WHAT NEEDS TO BE DONE:
Of the lines below, count those containing the word "screenshot". Reply with the number alone.
>> START DATASET CONTENT
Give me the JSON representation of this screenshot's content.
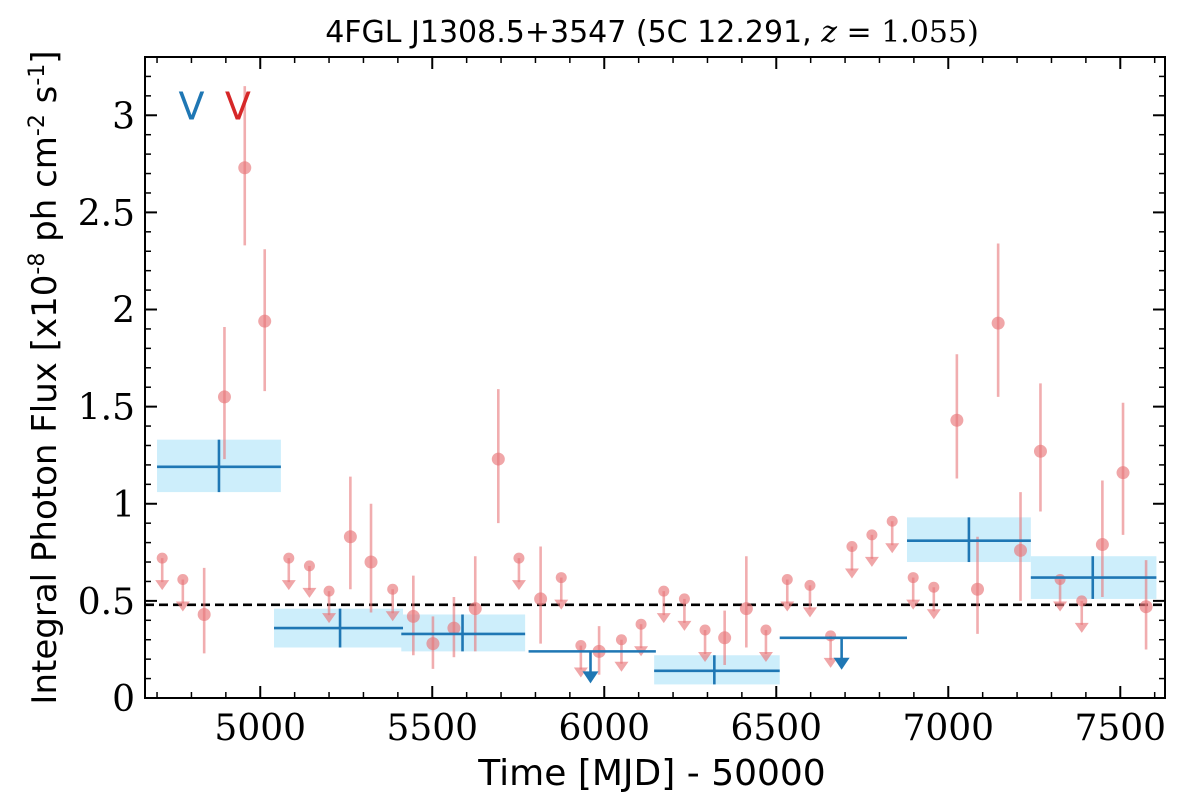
>> END DATASET CONTENT
>> START DATASET CONTENT
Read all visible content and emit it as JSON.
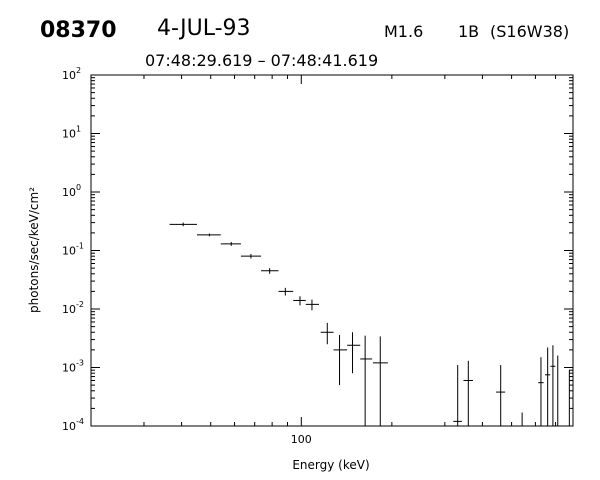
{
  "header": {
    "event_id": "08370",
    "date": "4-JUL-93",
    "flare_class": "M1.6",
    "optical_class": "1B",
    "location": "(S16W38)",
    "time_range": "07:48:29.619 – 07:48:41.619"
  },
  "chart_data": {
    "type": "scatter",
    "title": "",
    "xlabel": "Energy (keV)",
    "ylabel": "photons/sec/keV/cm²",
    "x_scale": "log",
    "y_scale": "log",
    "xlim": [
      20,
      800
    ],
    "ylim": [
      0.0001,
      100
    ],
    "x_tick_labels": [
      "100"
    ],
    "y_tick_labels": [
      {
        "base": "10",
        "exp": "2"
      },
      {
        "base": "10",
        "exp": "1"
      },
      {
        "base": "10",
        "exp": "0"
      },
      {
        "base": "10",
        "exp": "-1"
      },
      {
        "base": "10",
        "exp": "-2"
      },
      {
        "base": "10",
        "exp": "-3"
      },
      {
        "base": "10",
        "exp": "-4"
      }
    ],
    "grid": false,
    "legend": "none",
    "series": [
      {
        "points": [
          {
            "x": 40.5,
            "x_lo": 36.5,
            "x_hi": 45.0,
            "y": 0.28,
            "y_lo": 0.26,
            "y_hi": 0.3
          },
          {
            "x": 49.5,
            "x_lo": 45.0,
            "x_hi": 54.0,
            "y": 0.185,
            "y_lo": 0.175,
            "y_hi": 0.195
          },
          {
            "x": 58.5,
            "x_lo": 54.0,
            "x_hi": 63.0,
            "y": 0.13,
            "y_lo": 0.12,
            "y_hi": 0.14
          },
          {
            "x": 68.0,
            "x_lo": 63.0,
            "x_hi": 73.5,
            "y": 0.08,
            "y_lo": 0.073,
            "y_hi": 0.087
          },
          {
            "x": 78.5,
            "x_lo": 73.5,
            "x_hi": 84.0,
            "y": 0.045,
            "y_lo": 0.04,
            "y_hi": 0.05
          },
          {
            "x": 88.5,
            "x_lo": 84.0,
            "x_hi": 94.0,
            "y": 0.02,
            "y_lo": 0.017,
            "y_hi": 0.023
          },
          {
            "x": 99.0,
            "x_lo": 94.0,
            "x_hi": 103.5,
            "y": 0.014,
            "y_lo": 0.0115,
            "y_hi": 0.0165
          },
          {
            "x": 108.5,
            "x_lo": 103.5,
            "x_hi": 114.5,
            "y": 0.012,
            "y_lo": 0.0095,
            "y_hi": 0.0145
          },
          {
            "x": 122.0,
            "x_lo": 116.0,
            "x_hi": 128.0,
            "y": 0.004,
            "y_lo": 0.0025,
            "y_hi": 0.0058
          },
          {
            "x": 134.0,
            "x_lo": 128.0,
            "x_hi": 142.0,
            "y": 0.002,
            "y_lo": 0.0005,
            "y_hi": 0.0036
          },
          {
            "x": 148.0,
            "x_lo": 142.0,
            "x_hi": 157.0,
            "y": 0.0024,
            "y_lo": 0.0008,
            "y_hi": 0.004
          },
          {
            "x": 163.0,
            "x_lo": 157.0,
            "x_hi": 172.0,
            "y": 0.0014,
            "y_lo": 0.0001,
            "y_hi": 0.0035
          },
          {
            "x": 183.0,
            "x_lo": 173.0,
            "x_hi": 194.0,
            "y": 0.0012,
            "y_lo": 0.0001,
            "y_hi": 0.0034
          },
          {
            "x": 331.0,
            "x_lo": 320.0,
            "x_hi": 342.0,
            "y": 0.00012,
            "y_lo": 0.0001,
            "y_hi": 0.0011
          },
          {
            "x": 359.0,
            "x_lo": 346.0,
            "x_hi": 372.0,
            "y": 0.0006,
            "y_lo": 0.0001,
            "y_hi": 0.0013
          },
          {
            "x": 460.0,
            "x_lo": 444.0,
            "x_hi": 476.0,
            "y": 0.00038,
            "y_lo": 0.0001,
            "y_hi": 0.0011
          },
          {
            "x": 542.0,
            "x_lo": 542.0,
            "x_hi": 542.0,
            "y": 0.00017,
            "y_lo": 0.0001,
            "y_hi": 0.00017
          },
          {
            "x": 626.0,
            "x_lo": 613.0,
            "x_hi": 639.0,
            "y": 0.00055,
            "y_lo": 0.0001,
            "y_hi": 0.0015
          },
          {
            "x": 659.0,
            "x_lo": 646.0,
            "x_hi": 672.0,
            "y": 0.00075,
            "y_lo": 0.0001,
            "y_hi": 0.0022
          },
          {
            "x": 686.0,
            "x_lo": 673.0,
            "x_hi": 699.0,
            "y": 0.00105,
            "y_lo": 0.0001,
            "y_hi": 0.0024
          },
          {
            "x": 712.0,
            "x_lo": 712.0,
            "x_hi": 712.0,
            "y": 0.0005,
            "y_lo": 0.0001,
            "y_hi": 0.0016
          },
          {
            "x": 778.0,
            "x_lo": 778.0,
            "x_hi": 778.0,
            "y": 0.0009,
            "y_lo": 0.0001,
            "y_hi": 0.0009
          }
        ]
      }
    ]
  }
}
>> END DATASET CONTENT
>> START DATASET CONTENT
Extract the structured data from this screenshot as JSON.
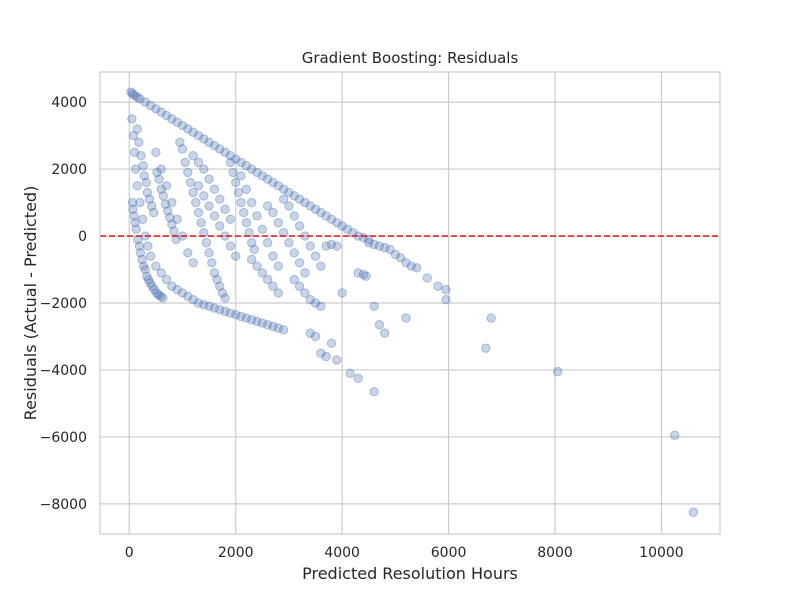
>> END DATASET CONTENT
RESPONSE:
2